--- start ---

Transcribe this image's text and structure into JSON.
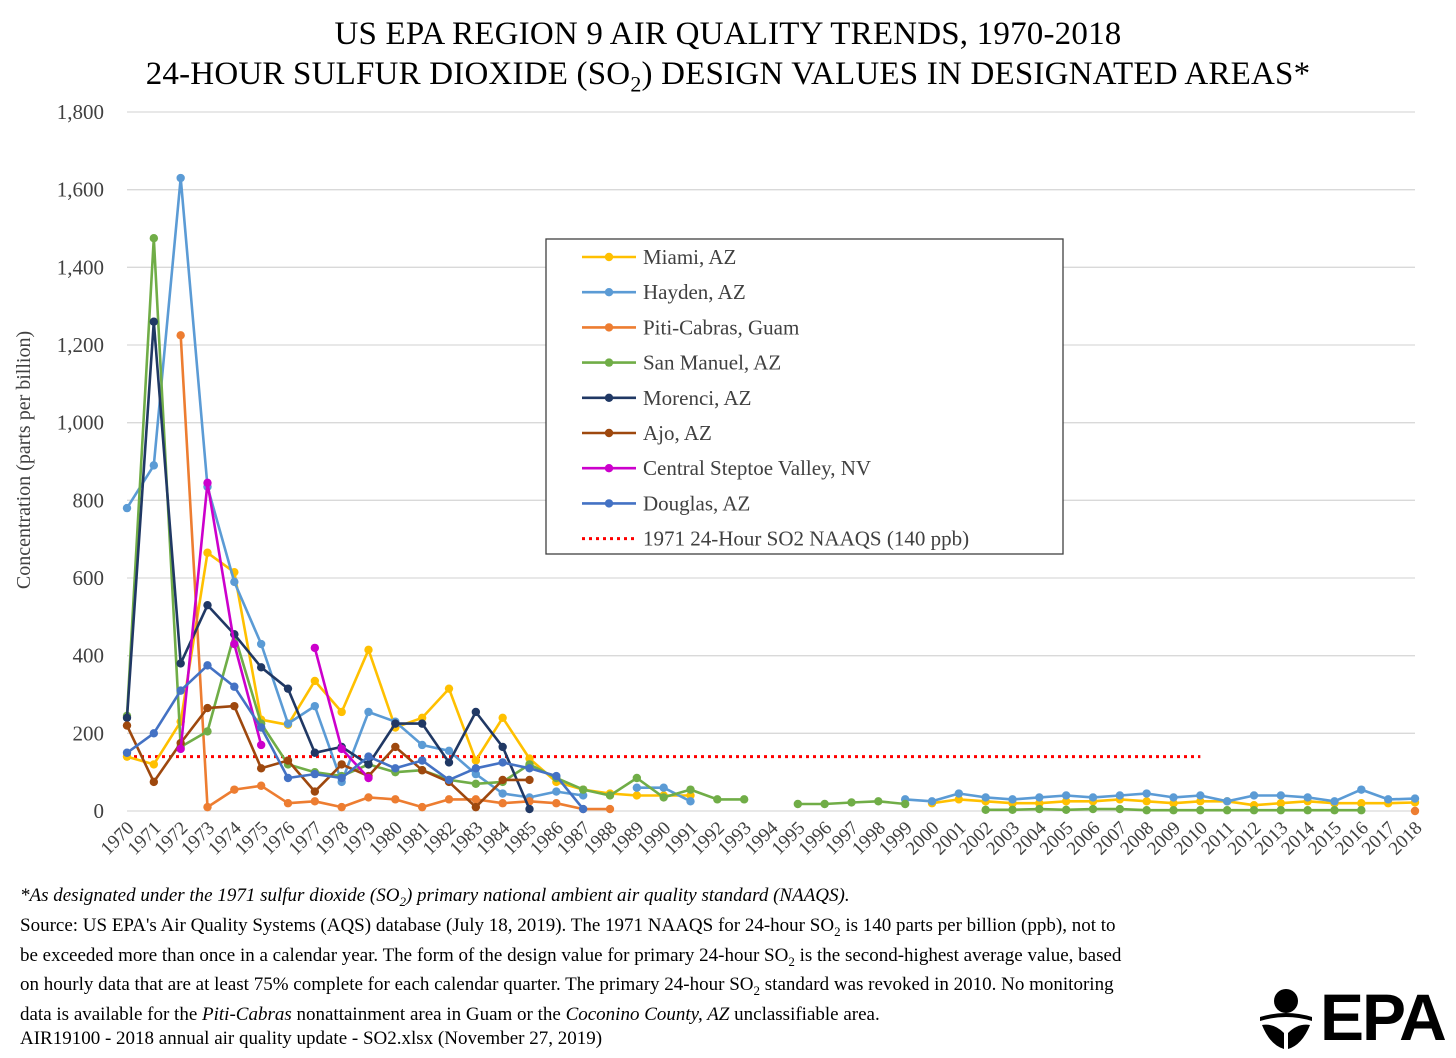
{
  "title": {
    "line1": "US EPA REGION 9 AIR QUALITY TRENDS, 1970-2018",
    "line2_pre": "24-HOUR SULFUR DIOXIDE (SO",
    "line2_sub": "2",
    "line2_post": ") DESIGN VALUES IN DESIGNATED AREAS*"
  },
  "footnote": {
    "star_pre": "*As designated under the 1971 sulfur dioxide (SO",
    "star_sub": "2",
    "star_post": ") primary national ambient air quality standard (NAAQS).",
    "s1": "Source: US EPA's Air Quality Systems (AQS) database (July 18, 2019). The 1971 NAAQS for 24-hour SO",
    "s1_sub": "2",
    "s2": " is 140 parts per billion (ppb), not to",
    "s3": "be exceeded  more than once in a calendar year. The form of the design value for primary 24-hour SO",
    "s3_sub": "2",
    "s4": " is the second-highest average value, based",
    "s5": "on hourly data that are at least 75% complete for each calendar quarter. The primary 24-hour SO",
    "s5_sub": "2",
    "s6": " standard was revoked in 2010. No monitoring",
    "s7": "data is available for the ",
    "s7_italic": "Piti-Cabras",
    "s8": " nonattainment area in Guam or the ",
    "s8_italic": "Coconino County, AZ",
    "s9": " unclassifiable area.",
    "s10": "AIR19100 - 2018 annual air quality update - SO2.xlsx (November 27, 2019)"
  },
  "logo": {
    "text": "EPA"
  },
  "chart_data": {
    "type": "line",
    "ylabel": "Concentration (parts per billion)",
    "xlabel": "",
    "ylim": [
      0,
      1800
    ],
    "yticks": [
      0,
      200,
      400,
      600,
      800,
      1000,
      1200,
      1400,
      1600,
      1800
    ],
    "ytick_labels": [
      "0",
      "200",
      "400",
      "600",
      "800",
      "1,000",
      "1,200",
      "1,400",
      "1,600",
      "1,800"
    ],
    "grid": true,
    "legend_position": "upper-center",
    "x": [
      "1970",
      "1971",
      "1972",
      "1973",
      "1974",
      "1975",
      "1976",
      "1977",
      "1978",
      "1979",
      "1980",
      "1981",
      "1982",
      "1983",
      "1984",
      "1985",
      "1986",
      "1987",
      "1988",
      "1989",
      "1990",
      "1991",
      "1992",
      "1993",
      "1994",
      "1995",
      "1996",
      "1997",
      "1998",
      "1999",
      "2000",
      "2001",
      "2002",
      "2003",
      "2004",
      "2005",
      "2006",
      "2007",
      "2008",
      "2009",
      "2010",
      "2011",
      "2012",
      "2013",
      "2014",
      "2015",
      "2016",
      "2017",
      "2018"
    ],
    "series": [
      {
        "name": "Miami, AZ",
        "color": "#FFC000",
        "values": [
          140,
          120,
          230,
          665,
          615,
          235,
          222,
          335,
          255,
          415,
          215,
          240,
          315,
          130,
          240,
          135,
          75,
          55,
          45,
          40,
          40,
          40,
          null,
          null,
          null,
          null,
          null,
          null,
          null,
          null,
          20,
          30,
          25,
          20,
          20,
          25,
          25,
          30,
          25,
          20,
          25,
          25,
          15,
          20,
          25,
          20,
          20,
          20,
          22
        ]
      },
      {
        "name": "Hayden, AZ",
        "color": "#5B9BD5",
        "values": [
          780,
          890,
          1630,
          835,
          590,
          430,
          225,
          270,
          75,
          255,
          230,
          170,
          155,
          95,
          45,
          35,
          50,
          40,
          null,
          60,
          60,
          25,
          null,
          null,
          null,
          null,
          null,
          null,
          null,
          30,
          25,
          45,
          35,
          30,
          35,
          40,
          35,
          40,
          45,
          35,
          40,
          25,
          40,
          40,
          35,
          25,
          55,
          30,
          32
        ]
      },
      {
        "name": "Piti-Cabras, Guam",
        "color": "#ED7D31",
        "values": [
          null,
          null,
          1225,
          10,
          55,
          65,
          20,
          25,
          10,
          35,
          30,
          10,
          30,
          30,
          20,
          25,
          20,
          5,
          5,
          null,
          null,
          null,
          null,
          null,
          null,
          null,
          null,
          null,
          null,
          null,
          null,
          null,
          null,
          null,
          null,
          null,
          null,
          null,
          null,
          null,
          null,
          null,
          null,
          null,
          null,
          null,
          null,
          null,
          0
        ]
      },
      {
        "name": "San Manuel, AZ",
        "color": "#70AD47",
        "values": [
          245,
          1475,
          165,
          205,
          455,
          225,
          120,
          100,
          90,
          120,
          100,
          105,
          80,
          70,
          75,
          120,
          85,
          55,
          40,
          85,
          35,
          55,
          30,
          30,
          null,
          18,
          18,
          22,
          25,
          18,
          null,
          null,
          3,
          3,
          5,
          3,
          5,
          5,
          2,
          2,
          2,
          2,
          2,
          2,
          2,
          2,
          2,
          null,
          null
        ]
      },
      {
        "name": "Morenci, AZ",
        "color": "#203864",
        "values": [
          240,
          1260,
          380,
          530,
          455,
          370,
          315,
          150,
          165,
          120,
          225,
          225,
          125,
          255,
          165,
          5,
          null,
          null,
          null,
          null,
          null,
          null,
          null,
          null,
          null,
          null,
          null,
          null,
          null,
          null,
          null,
          null,
          null,
          null,
          null,
          null,
          null,
          null,
          null,
          null,
          null,
          null,
          null,
          null,
          null,
          null,
          null,
          null,
          null
        ]
      },
      {
        "name": "Ajo, AZ",
        "color": "#9E480E",
        "values": [
          220,
          75,
          175,
          265,
          270,
          110,
          130,
          50,
          120,
          90,
          165,
          105,
          75,
          10,
          80,
          80,
          null,
          null,
          null,
          null,
          null,
          null,
          null,
          null,
          null,
          null,
          null,
          null,
          null,
          null,
          null,
          null,
          null,
          null,
          null,
          null,
          null,
          null,
          null,
          null,
          null,
          null,
          null,
          null,
          null,
          null,
          null,
          null,
          null
        ]
      },
      {
        "name": "Central Steptoe Valley, NV",
        "color": "#CC00CC",
        "values": [
          null,
          null,
          160,
          845,
          430,
          170,
          null,
          420,
          160,
          85,
          null,
          null,
          null,
          null,
          null,
          null,
          null,
          null,
          null,
          null,
          null,
          null,
          null,
          null,
          null,
          null,
          null,
          null,
          null,
          null,
          null,
          null,
          null,
          null,
          null,
          null,
          null,
          null,
          null,
          null,
          null,
          null,
          null,
          null,
          null,
          null,
          null,
          null,
          null
        ]
      },
      {
        "name": "Douglas, AZ",
        "color": "#4472C4",
        "values": [
          150,
          200,
          310,
          375,
          320,
          215,
          85,
          95,
          85,
          140,
          110,
          130,
          80,
          110,
          125,
          110,
          90,
          5,
          null,
          null,
          null,
          null,
          null,
          null,
          null,
          null,
          null,
          null,
          null,
          null,
          null,
          null,
          null,
          null,
          null,
          null,
          null,
          null,
          null,
          null,
          null,
          null,
          null,
          null,
          null,
          null,
          null,
          null,
          null
        ]
      }
    ],
    "reference_line": {
      "name": "1971 24-Hour SO2 NAAQS (140 ppb)",
      "value": 140,
      "color": "#FF0000",
      "x_start": "1970",
      "x_end": "2010"
    }
  }
}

--- end ---

■ What you are asked to do:
Reproduce the material in full, word for word, and omit the pictures.

■ Answer for the task:
Transcribe this image's text and structure into JSON.
{
  "title": {
    "line1": "US EPA REGION 9 AIR QUALITY TRENDS, 1970-2018",
    "line2_pre": "24-HOUR SULFUR DIOXIDE (SO",
    "line2_sub": "2",
    "line2_post": ") DESIGN VALUES IN DESIGNATED AREAS*"
  },
  "footnote": {
    "star_pre": "*As designated under the 1971 sulfur dioxide (SO",
    "star_sub": "2",
    "star_post": ") primary national ambient air quality standard (NAAQS).",
    "s1": "Source: US EPA's Air Quality Systems (AQS) database (July 18, 2019). The 1971 NAAQS for 24-hour SO",
    "s1_sub": "2",
    "s2": " is 140 parts per billion (ppb), not to",
    "s3": "be exceeded  more than once in a calendar year. The form of the design value for primary 24-hour SO",
    "s3_sub": "2",
    "s4": " is the second-highest average value, based",
    "s5": "on hourly data that are at least 75% complete for each calendar quarter. The primary 24-hour SO",
    "s5_sub": "2",
    "s6": " standard was revoked in 2010. No monitoring",
    "s7": "data is available for the ",
    "s7_italic": "Piti-Cabras",
    "s8": " nonattainment area in Guam or the ",
    "s8_italic": "Coconino County, AZ",
    "s9": " unclassifiable area.",
    "s10": "AIR19100 - 2018 annual air quality update - SO2.xlsx (November 27, 2019)"
  },
  "logo": {
    "text": "EPA"
  },
  "chart_data": {
    "type": "line",
    "ylabel": "Concentration (parts per billion)",
    "xlabel": "",
    "ylim": [
      0,
      1800
    ],
    "yticks": [
      0,
      200,
      400,
      600,
      800,
      1000,
      1200,
      1400,
      1600,
      1800
    ],
    "ytick_labels": [
      "0",
      "200",
      "400",
      "600",
      "800",
      "1,000",
      "1,200",
      "1,400",
      "1,600",
      "1,800"
    ],
    "grid": true,
    "legend_position": "upper-center",
    "x": [
      "1970",
      "1971",
      "1972",
      "1973",
      "1974",
      "1975",
      "1976",
      "1977",
      "1978",
      "1979",
      "1980",
      "1981",
      "1982",
      "1983",
      "1984",
      "1985",
      "1986",
      "1987",
      "1988",
      "1989",
      "1990",
      "1991",
      "1992",
      "1993",
      "1994",
      "1995",
      "1996",
      "1997",
      "1998",
      "1999",
      "2000",
      "2001",
      "2002",
      "2003",
      "2004",
      "2005",
      "2006",
      "2007",
      "2008",
      "2009",
      "2010",
      "2011",
      "2012",
      "2013",
      "2014",
      "2015",
      "2016",
      "2017",
      "2018"
    ],
    "series": [
      {
        "name": "Miami, AZ",
        "color": "#FFC000",
        "values": [
          140,
          120,
          230,
          665,
          615,
          235,
          222,
          335,
          255,
          415,
          215,
          240,
          315,
          130,
          240,
          135,
          75,
          55,
          45,
          40,
          40,
          40,
          null,
          null,
          null,
          null,
          null,
          null,
          null,
          null,
          20,
          30,
          25,
          20,
          20,
          25,
          25,
          30,
          25,
          20,
          25,
          25,
          15,
          20,
          25,
          20,
          20,
          20,
          22
        ]
      },
      {
        "name": "Hayden, AZ",
        "color": "#5B9BD5",
        "values": [
          780,
          890,
          1630,
          835,
          590,
          430,
          225,
          270,
          75,
          255,
          230,
          170,
          155,
          95,
          45,
          35,
          50,
          40,
          null,
          60,
          60,
          25,
          null,
          null,
          null,
          null,
          null,
          null,
          null,
          30,
          25,
          45,
          35,
          30,
          35,
          40,
          35,
          40,
          45,
          35,
          40,
          25,
          40,
          40,
          35,
          25,
          55,
          30,
          32
        ]
      },
      {
        "name": "Piti-Cabras, Guam",
        "color": "#ED7D31",
        "values": [
          null,
          null,
          1225,
          10,
          55,
          65,
          20,
          25,
          10,
          35,
          30,
          10,
          30,
          30,
          20,
          25,
          20,
          5,
          5,
          null,
          null,
          null,
          null,
          null,
          null,
          null,
          null,
          null,
          null,
          null,
          null,
          null,
          null,
          null,
          null,
          null,
          null,
          null,
          null,
          null,
          null,
          null,
          null,
          null,
          null,
          null,
          null,
          null,
          0
        ]
      },
      {
        "name": "San Manuel, AZ",
        "color": "#70AD47",
        "values": [
          245,
          1475,
          165,
          205,
          455,
          225,
          120,
          100,
          90,
          120,
          100,
          105,
          80,
          70,
          75,
          120,
          85,
          55,
          40,
          85,
          35,
          55,
          30,
          30,
          null,
          18,
          18,
          22,
          25,
          18,
          null,
          null,
          3,
          3,
          5,
          3,
          5,
          5,
          2,
          2,
          2,
          2,
          2,
          2,
          2,
          2,
          2,
          null,
          null
        ]
      },
      {
        "name": "Morenci, AZ",
        "color": "#203864",
        "values": [
          240,
          1260,
          380,
          530,
          455,
          370,
          315,
          150,
          165,
          120,
          225,
          225,
          125,
          255,
          165,
          5,
          null,
          null,
          null,
          null,
          null,
          null,
          null,
          null,
          null,
          null,
          null,
          null,
          null,
          null,
          null,
          null,
          null,
          null,
          null,
          null,
          null,
          null,
          null,
          null,
          null,
          null,
          null,
          null,
          null,
          null,
          null,
          null,
          null
        ]
      },
      {
        "name": "Ajo, AZ",
        "color": "#9E480E",
        "values": [
          220,
          75,
          175,
          265,
          270,
          110,
          130,
          50,
          120,
          90,
          165,
          105,
          75,
          10,
          80,
          80,
          null,
          null,
          null,
          null,
          null,
          null,
          null,
          null,
          null,
          null,
          null,
          null,
          null,
          null,
          null,
          null,
          null,
          null,
          null,
          null,
          null,
          null,
          null,
          null,
          null,
          null,
          null,
          null,
          null,
          null,
          null,
          null,
          null
        ]
      },
      {
        "name": "Central Steptoe Valley, NV",
        "color": "#CC00CC",
        "values": [
          null,
          null,
          160,
          845,
          430,
          170,
          null,
          420,
          160,
          85,
          null,
          null,
          null,
          null,
          null,
          null,
          null,
          null,
          null,
          null,
          null,
          null,
          null,
          null,
          null,
          null,
          null,
          null,
          null,
          null,
          null,
          null,
          null,
          null,
          null,
          null,
          null,
          null,
          null,
          null,
          null,
          null,
          null,
          null,
          null,
          null,
          null,
          null,
          null
        ]
      },
      {
        "name": "Douglas, AZ",
        "color": "#4472C4",
        "values": [
          150,
          200,
          310,
          375,
          320,
          215,
          85,
          95,
          85,
          140,
          110,
          130,
          80,
          110,
          125,
          110,
          90,
          5,
          null,
          null,
          null,
          null,
          null,
          null,
          null,
          null,
          null,
          null,
          null,
          null,
          null,
          null,
          null,
          null,
          null,
          null,
          null,
          null,
          null,
          null,
          null,
          null,
          null,
          null,
          null,
          null,
          null,
          null,
          null
        ]
      }
    ],
    "reference_line": {
      "name": "1971 24-Hour SO2 NAAQS (140 ppb)",
      "value": 140,
      "color": "#FF0000",
      "x_start": "1970",
      "x_end": "2010"
    }
  }
}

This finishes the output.